%%
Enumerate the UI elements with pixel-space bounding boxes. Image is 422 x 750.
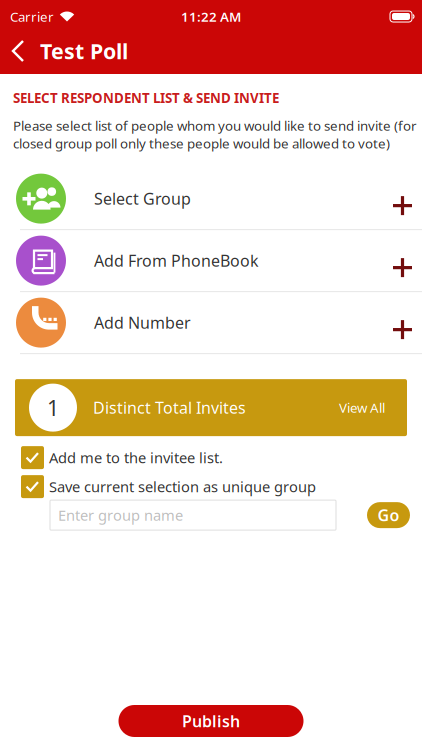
button[interactable]: Add Number [0, 292, 422, 353]
staticText: Test Poll [40, 37, 128, 65]
staticText: Save current selection as unique group [49, 477, 316, 496]
button[interactable]: Save current selection as unique group [0, 475, 422, 498]
button[interactable]: Go [367, 502, 410, 528]
staticText: Add me to the invitee list. [49, 448, 223, 467]
button[interactable]: Select Group [0, 168, 422, 229]
button[interactable]: View All [339, 399, 407, 416]
button[interactable]: Add me to the invitee list. [0, 446, 422, 469]
staticText: Publish [182, 710, 240, 732]
staticText: Please select list of people whom you wo… [13, 117, 417, 152]
staticText: Add Number [94, 312, 191, 333]
staticText: View All [339, 399, 385, 416]
staticText: Select Group [94, 188, 191, 209]
staticText: Add From PhoneBook [94, 250, 259, 271]
staticText: 1 [47, 394, 59, 422]
staticText: 11:22 AM [181, 8, 241, 25]
button[interactable]: Publish [118, 705, 304, 737]
staticText: Enter group name [58, 505, 183, 525]
staticText: Go [378, 504, 400, 526]
staticText: Carrier [10, 8, 54, 25]
button[interactable]: Add From PhoneBook [0, 230, 422, 291]
staticText: SELECT RESPONDENT LIST & SEND INVITE [13, 89, 279, 107]
button[interactable]: Back [0, 40, 25, 62]
staticText: Distinct Total Invites [93, 397, 246, 418]
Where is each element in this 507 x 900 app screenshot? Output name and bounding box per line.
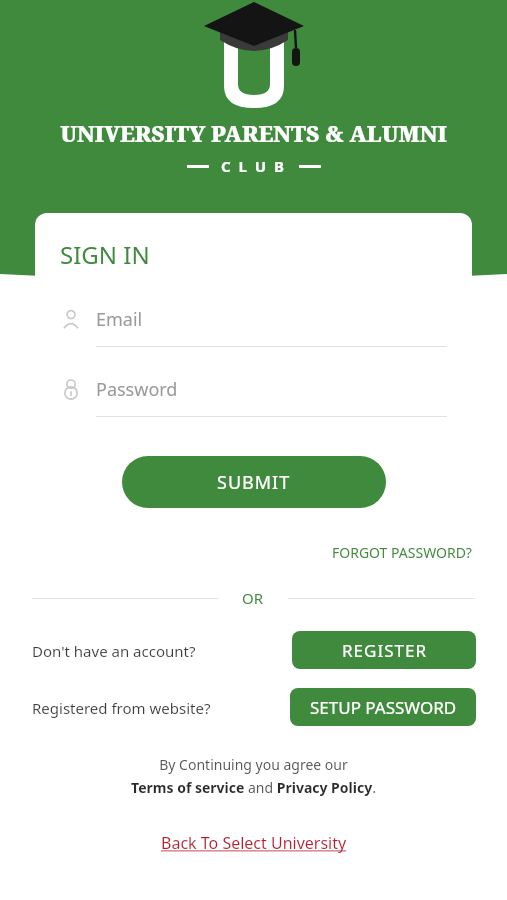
- staticText: C L U B: [221, 156, 287, 176]
- button[interactable]: SUBMIT: [122, 456, 386, 508]
- staticText: SUBMIT: [217, 470, 291, 495]
- staticText: SETUP PASSWORD: [310, 696, 457, 719]
- staticText: UNIVERSITY PARENTS & ALUMNI: [0, 118, 507, 148]
- staticText: Back To Select University: [161, 832, 347, 854]
- staticText: Registered from website?: [32, 698, 211, 718]
- staticText: REGISTER: [342, 639, 427, 662]
- button[interactable]: SETUP PASSWORD: [290, 688, 476, 726]
- staticText: FORGOT PASSWORD?: [332, 543, 472, 562]
- staticText: Email: [96, 307, 143, 332]
- staticText: OR: [242, 588, 264, 608]
- button[interactable]: REGISTER: [292, 631, 476, 669]
- staticText: Password: [96, 377, 178, 402]
- button[interactable]: Back To Select University: [157, 828, 351, 858]
- staticText: Don't have an account?: [32, 641, 196, 661]
- staticText: Terms of service and Privacy Policy.: [0, 778, 507, 797]
- staticText: By Continuing you agree our: [159, 755, 348, 774]
- button[interactable]: FORGOT PASSWORD?: [328, 539, 476, 566]
- staticText: SIGN IN: [60, 238, 150, 271]
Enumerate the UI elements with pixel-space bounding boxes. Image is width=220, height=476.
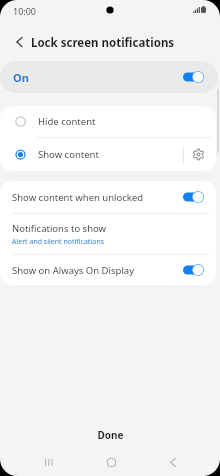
staticText: Show on Always On Display xyxy=(12,264,135,277)
button[interactable]: Recent apps xyxy=(32,450,65,474)
button[interactable]: Show content xyxy=(0,138,183,171)
button[interactable]: Hide content xyxy=(0,106,216,137)
staticText: Notifications to show xyxy=(12,222,107,235)
staticText: Show content xyxy=(38,148,99,161)
button[interactable]: Show content when unlocked xyxy=(0,181,216,213)
button[interactable]: Show on Always On Display xyxy=(0,255,216,285)
button[interactable]: On xyxy=(0,61,218,93)
staticText: 10:00 xyxy=(13,5,37,17)
staticText: On xyxy=(13,70,29,85)
staticText: Show content when unlocked xyxy=(12,191,144,204)
button[interactable]: Notification settings xyxy=(184,138,216,171)
button[interactable]: Back xyxy=(156,450,189,474)
button[interactable]: Notifications to show xyxy=(0,214,216,254)
button[interactable]: Home xyxy=(94,450,128,474)
staticText: Lock screen notifications xyxy=(31,35,175,51)
button[interactable]: Back xyxy=(7,31,31,53)
staticText: Hide content xyxy=(38,115,96,128)
staticText: Done xyxy=(97,428,124,442)
staticText: Alert and silent notifications xyxy=(12,237,105,247)
button[interactable]: Done xyxy=(0,424,220,446)
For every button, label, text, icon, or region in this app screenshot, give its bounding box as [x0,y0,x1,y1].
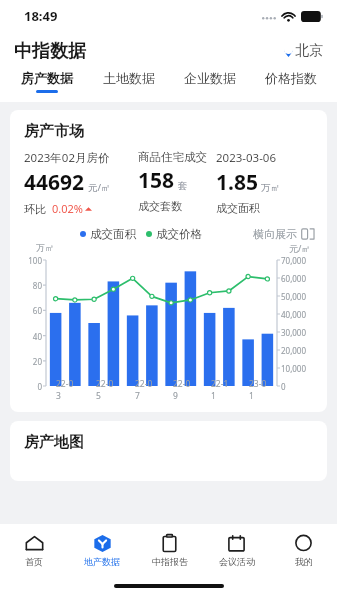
staticText: 20 [24,356,42,367]
staticText: 成交套数 [138,199,182,213]
staticText: 土地数据 [103,70,155,86]
staticText: 成交价格 [156,227,202,241]
staticText: 中指报告 [152,556,188,567]
button[interactable]: 房产数据 [6,70,88,102]
staticText: 70,000 [281,255,315,266]
staticText: 地产数据 [84,556,120,567]
staticText: 中指数据 [14,40,86,63]
staticText: 首页 [25,556,43,567]
staticText: 158 [138,166,175,195]
staticText: 商品住宅成交 [138,150,207,164]
button[interactable]: 价格指数 [250,70,331,102]
staticText: 价格指数 [265,70,317,86]
staticText: 23-01 [249,378,268,402]
staticText: 80 [24,280,42,291]
staticText: 成交面积 [90,227,136,241]
button[interactable]: 地产数据 [68,524,136,576]
staticText: 房产市场 [24,122,84,141]
button[interactable]: 横向展示 [253,227,315,241]
staticText: 我的 [295,556,313,567]
staticText: 横向展示 [253,227,297,241]
staticText: 60,000 [281,273,315,284]
other: 横向展示 [301,227,315,241]
staticText: 环比 [24,202,46,216]
staticText: 22-09 [173,378,192,402]
staticText: 50,000 [281,291,315,302]
staticText: 万㎡ [261,182,280,194]
staticText: 2023-03-06 [216,150,277,166]
staticText: 22-05 [96,378,116,402]
staticText: 会议活动 [219,556,255,567]
staticText: 40 [24,331,42,342]
staticText: 18:49 [24,7,58,25]
button[interactable]: 企业数据 [169,70,250,102]
staticText: 元/㎡ [289,242,311,254]
button[interactable]: 土地数据 [88,70,169,102]
button[interactable]: 北京 [284,42,323,60]
staticText: 22-07 [135,378,154,402]
staticText: 30,000 [281,327,315,338]
staticText: 22-11 [211,378,230,402]
staticText: 企业数据 [184,70,236,86]
staticText: 10,000 [281,363,315,374]
button[interactable]: 中指报告 [136,524,203,576]
staticText: 成交面积 [216,201,260,215]
staticText: 元/㎡ [88,181,111,194]
staticText: 40,000 [281,309,315,320]
staticText: 2023年02月房价 [24,150,110,166]
staticText: 20,000 [281,345,315,356]
staticText: 1.85 [216,168,258,197]
staticText: 0 [24,381,42,392]
button[interactable]: 首页 [0,524,68,576]
staticText: 套 [178,180,188,192]
staticText: 44692 [24,168,85,197]
staticText: 22-03 [56,378,76,402]
staticText: 北京 [295,42,323,60]
staticText: 100 [24,255,42,266]
button[interactable]: 我的 [270,524,337,576]
staticText: 0.02% [52,201,83,216]
staticText: 0 [281,381,315,392]
staticText: 房产数据 [21,70,73,86]
staticText: 60 [24,305,42,316]
staticText: 房产地图 [24,433,84,452]
staticText: 万㎡ [36,242,54,253]
button[interactable]: 会议活动 [203,524,270,576]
%%
What you should do: Arrange the part of the listing that opens with the line containing "staticText: Show on" and closes with the line containing "For every button, label, text, icon, or" as a Markdown table with the columns Row and Line, numbering each line and skipping blank lines.

Complete output:
| Row | Line |
|---|---|
| 1 | staticText: Show on Always On Display xyxy=(12,264,135,277) |
| 2 | button[interactable]: Recent apps xyxy=(32,450,65,474) |
| 3 | button[interactable]: Show content xyxy=(0,138,183,171) |
| 4 | button[interactable]: Hide content xyxy=(0,106,216,137) |
| 5 | staticText: Notifications to show xyxy=(12,222,107,235) |
| 6 | staticText: Show content xyxy=(38,148,99,161) |
| 7 | button[interactable]: Show content when unlocked xyxy=(0,181,216,213) |
| 8 | button[interactable]: Show on Always On Display xyxy=(0,255,216,285) |
| 9 | button[interactable]: On xyxy=(0,61,218,93) |
| 10 | staticText: 10:00 xyxy=(13,5,37,17) |
| 11 | staticText: On xyxy=(13,70,29,85) |
| 12 | staticText: Show content when unlocked xyxy=(12,191,144,204) |
| 13 | button[interactable]: Notification settings xyxy=(184,138,216,171) |
| 14 | button[interactable]: Back xyxy=(156,450,189,474) |
| 15 | button[interactable]: Notifications to show xyxy=(0,214,216,254) |
| 16 | button[interactable]: Home xyxy=(94,450,128,474) |
| 17 | staticText: Lock screen notifications xyxy=(31,35,175,51) |
| 18 | button[interactable]: Back xyxy=(7,31,31,53) |
| 19 | staticText: Hide content xyxy=(38,115,96,128) |
| 20 | staticText: Done xyxy=(97,428,124,442) |
| 21 | staticText: Alert and silent notifications xyxy=(12,237,105,247) |
| 22 | button[interactable]: Done xyxy=(0,424,220,446) |
| 23 | For every button, label, text, icon, or region in this app screenshot, give its bounding box as [x0,y0,x1,y1]. |